State how many lines of the entries below hold the word "properties"; reply with nothing but the number.
---------- Given information ----------
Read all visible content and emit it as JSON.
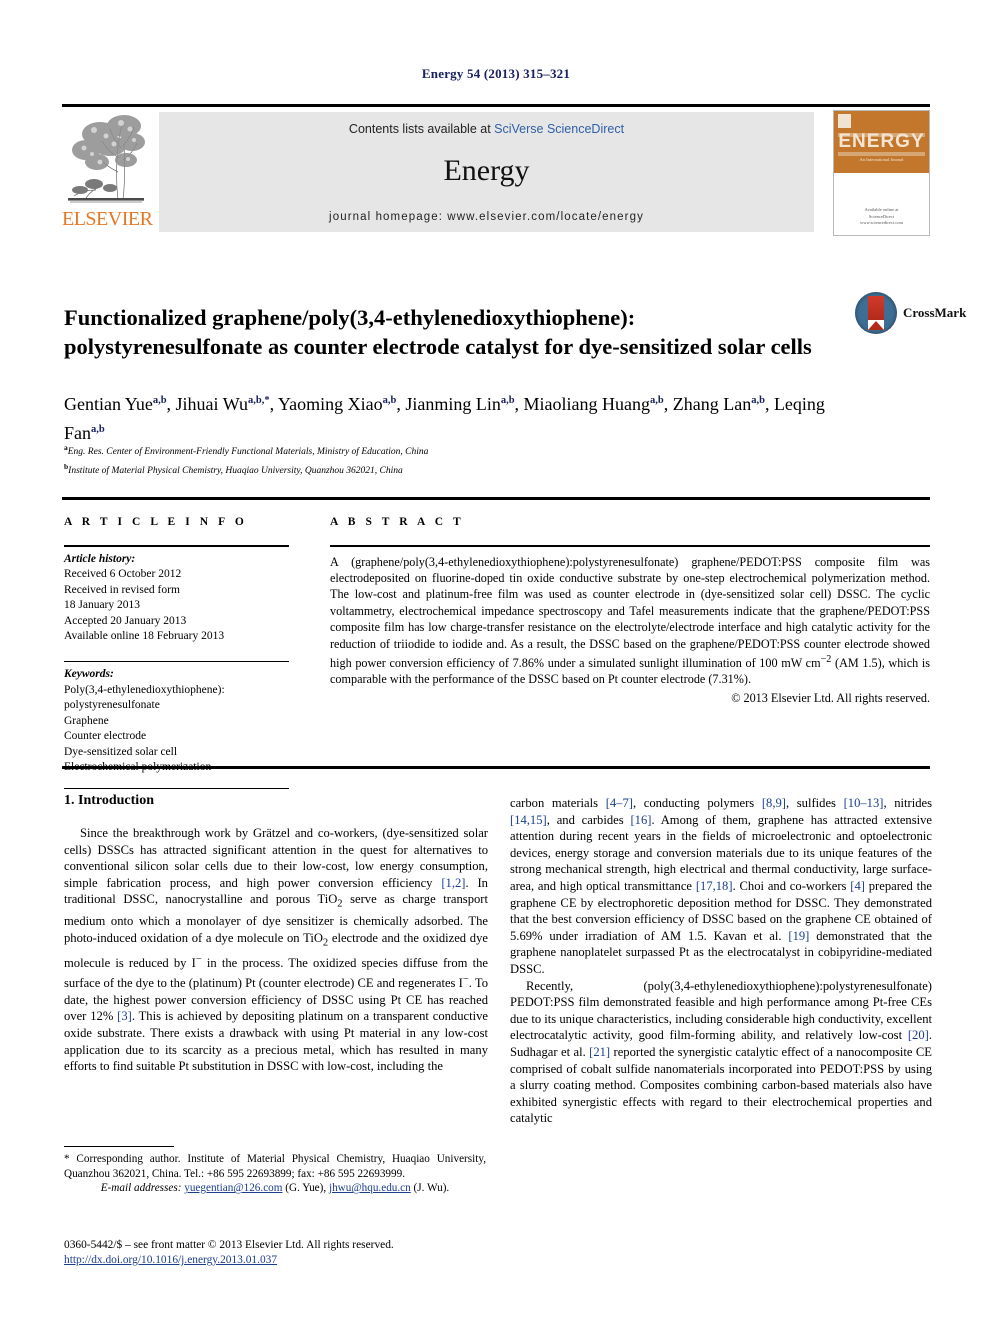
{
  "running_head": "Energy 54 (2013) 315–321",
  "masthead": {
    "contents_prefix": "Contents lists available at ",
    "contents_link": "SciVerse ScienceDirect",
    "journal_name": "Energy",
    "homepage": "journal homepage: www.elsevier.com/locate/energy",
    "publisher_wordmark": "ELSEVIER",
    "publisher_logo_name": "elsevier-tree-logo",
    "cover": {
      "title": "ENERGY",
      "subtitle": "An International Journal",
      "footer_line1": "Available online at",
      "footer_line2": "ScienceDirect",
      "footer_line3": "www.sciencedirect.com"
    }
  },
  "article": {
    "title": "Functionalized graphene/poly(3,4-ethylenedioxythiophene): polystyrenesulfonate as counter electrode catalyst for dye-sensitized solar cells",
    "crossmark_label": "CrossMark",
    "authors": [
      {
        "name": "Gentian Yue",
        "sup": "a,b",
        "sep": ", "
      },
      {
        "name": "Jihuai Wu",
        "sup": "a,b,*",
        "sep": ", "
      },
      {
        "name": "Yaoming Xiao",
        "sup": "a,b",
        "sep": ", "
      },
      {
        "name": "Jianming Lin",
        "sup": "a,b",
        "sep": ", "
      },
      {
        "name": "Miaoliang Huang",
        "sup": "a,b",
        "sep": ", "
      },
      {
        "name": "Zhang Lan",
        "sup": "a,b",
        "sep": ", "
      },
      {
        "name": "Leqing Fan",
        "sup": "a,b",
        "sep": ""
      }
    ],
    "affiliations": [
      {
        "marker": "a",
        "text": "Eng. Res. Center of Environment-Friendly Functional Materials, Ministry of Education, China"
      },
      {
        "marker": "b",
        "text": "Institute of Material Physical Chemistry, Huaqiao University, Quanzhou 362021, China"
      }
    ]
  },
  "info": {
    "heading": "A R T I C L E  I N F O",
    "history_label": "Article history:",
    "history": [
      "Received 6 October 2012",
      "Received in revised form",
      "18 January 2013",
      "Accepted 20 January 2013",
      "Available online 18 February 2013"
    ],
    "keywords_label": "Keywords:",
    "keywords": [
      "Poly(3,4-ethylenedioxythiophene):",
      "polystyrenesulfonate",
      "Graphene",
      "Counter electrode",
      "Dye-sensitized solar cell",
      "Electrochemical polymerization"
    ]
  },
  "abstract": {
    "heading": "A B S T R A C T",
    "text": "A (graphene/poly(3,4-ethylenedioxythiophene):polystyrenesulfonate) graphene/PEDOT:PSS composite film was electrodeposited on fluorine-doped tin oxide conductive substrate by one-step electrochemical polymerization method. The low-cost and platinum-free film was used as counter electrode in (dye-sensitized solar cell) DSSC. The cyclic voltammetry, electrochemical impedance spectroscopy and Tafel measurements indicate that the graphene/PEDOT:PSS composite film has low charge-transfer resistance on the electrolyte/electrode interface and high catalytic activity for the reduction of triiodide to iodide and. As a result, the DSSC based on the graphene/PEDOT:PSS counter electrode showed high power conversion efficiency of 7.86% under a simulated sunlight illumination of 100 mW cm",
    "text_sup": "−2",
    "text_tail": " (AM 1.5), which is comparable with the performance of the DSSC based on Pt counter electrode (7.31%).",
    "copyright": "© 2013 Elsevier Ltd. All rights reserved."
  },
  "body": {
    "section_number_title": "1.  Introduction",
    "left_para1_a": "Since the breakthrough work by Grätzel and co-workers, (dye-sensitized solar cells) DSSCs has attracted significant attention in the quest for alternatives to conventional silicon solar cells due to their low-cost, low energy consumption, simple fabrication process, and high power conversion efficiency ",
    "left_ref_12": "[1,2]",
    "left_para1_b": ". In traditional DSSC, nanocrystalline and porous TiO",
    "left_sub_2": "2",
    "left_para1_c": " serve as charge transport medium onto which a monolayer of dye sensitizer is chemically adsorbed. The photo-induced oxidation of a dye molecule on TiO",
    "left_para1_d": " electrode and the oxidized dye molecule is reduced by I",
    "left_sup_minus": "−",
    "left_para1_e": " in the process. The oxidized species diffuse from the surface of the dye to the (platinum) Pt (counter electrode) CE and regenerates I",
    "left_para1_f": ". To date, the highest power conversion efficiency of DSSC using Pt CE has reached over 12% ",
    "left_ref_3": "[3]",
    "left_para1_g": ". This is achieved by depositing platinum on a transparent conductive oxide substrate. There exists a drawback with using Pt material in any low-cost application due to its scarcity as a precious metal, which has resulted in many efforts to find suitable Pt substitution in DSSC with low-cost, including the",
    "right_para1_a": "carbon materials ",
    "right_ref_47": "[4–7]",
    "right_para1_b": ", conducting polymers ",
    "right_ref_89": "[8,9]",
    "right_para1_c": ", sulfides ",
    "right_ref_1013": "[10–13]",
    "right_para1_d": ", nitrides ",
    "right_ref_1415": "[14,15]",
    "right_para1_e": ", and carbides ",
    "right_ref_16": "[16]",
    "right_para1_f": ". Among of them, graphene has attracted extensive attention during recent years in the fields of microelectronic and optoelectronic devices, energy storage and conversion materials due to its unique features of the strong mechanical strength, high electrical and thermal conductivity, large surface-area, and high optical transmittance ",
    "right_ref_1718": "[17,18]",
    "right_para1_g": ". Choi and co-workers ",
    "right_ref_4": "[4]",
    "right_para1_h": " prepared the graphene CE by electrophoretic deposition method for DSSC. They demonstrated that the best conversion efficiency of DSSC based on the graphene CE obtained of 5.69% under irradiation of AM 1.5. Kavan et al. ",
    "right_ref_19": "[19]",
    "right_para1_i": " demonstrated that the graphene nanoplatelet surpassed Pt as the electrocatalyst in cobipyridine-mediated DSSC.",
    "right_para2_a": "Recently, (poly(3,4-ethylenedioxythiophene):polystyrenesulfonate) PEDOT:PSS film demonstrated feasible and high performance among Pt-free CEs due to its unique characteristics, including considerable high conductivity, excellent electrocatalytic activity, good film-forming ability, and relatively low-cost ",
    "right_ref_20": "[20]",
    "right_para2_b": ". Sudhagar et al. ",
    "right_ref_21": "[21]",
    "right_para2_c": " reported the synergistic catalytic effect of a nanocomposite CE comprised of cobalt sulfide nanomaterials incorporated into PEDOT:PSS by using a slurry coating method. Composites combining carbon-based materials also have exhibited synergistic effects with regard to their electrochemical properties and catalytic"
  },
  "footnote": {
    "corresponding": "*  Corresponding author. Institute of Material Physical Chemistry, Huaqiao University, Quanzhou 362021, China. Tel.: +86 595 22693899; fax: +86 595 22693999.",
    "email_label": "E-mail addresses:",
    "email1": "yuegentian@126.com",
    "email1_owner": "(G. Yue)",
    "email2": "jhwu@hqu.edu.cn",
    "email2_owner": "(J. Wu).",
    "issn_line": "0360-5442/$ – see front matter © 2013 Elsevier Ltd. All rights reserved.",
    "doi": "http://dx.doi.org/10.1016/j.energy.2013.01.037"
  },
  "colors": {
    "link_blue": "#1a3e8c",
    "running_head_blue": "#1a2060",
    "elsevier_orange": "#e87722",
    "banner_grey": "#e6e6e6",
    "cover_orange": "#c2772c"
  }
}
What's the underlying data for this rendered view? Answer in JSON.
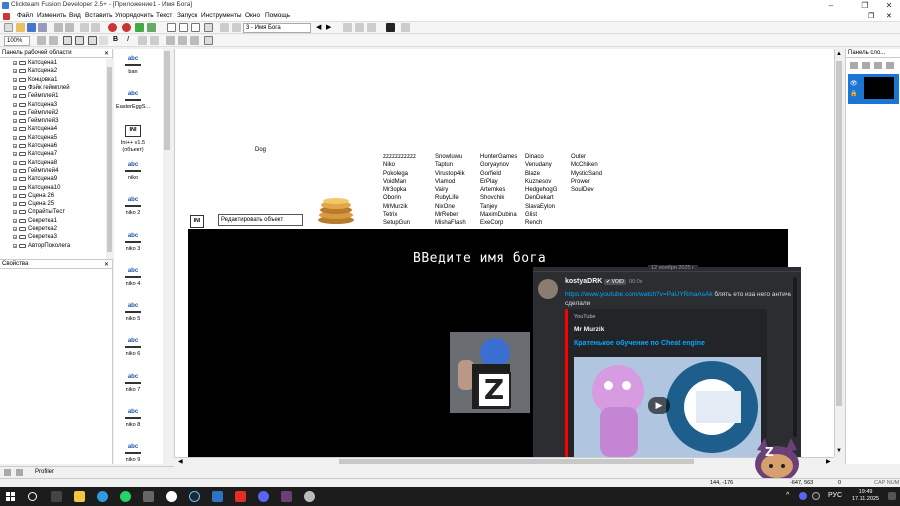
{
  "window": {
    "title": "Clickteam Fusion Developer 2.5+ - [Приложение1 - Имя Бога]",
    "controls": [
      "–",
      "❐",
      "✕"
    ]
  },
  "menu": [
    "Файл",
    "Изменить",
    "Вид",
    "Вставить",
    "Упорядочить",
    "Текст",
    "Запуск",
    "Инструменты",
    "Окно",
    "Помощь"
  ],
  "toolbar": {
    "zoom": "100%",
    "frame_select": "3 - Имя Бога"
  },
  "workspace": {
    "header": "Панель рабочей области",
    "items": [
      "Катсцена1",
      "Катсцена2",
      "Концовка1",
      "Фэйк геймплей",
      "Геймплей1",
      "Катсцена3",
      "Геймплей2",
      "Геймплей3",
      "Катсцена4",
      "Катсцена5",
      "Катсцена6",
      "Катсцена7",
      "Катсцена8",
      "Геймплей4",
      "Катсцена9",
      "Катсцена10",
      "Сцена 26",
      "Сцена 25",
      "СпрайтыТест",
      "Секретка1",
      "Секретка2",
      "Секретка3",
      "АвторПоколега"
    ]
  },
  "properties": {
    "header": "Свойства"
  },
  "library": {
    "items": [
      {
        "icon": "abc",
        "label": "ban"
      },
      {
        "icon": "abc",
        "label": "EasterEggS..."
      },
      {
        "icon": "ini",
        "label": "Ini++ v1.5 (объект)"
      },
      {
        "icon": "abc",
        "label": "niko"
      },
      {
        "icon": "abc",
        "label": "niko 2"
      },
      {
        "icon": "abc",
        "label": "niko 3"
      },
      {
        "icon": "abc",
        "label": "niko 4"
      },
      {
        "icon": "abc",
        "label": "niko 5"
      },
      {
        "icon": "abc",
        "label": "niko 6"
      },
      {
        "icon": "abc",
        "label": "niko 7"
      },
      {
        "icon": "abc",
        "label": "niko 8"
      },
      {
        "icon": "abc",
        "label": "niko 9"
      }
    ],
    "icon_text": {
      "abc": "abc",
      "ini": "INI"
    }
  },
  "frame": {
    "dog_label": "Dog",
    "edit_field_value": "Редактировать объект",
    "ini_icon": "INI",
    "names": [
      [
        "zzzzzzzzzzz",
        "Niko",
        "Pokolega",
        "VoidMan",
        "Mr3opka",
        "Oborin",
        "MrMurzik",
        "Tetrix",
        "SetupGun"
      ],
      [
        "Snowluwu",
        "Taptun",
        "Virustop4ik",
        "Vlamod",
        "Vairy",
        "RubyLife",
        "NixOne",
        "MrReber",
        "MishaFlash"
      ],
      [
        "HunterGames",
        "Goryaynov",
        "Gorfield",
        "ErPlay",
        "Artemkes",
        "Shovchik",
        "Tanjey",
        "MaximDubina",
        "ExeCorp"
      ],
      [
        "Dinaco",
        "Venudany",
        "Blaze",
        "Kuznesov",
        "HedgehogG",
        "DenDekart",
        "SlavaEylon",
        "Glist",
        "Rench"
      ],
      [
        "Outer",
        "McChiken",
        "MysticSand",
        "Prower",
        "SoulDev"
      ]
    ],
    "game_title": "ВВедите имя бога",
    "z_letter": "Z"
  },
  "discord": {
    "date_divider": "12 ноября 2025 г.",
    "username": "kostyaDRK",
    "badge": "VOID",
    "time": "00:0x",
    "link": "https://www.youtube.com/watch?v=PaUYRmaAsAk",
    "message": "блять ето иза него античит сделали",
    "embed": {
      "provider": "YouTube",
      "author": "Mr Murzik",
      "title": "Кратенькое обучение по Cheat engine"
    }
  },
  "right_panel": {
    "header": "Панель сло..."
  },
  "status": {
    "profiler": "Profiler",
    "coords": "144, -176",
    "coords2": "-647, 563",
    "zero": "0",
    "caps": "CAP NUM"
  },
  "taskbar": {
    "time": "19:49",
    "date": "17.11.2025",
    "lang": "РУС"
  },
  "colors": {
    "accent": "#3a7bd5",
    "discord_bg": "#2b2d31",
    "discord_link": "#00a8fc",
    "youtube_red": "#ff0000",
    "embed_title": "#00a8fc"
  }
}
----------
> [Solution for this problem]:
2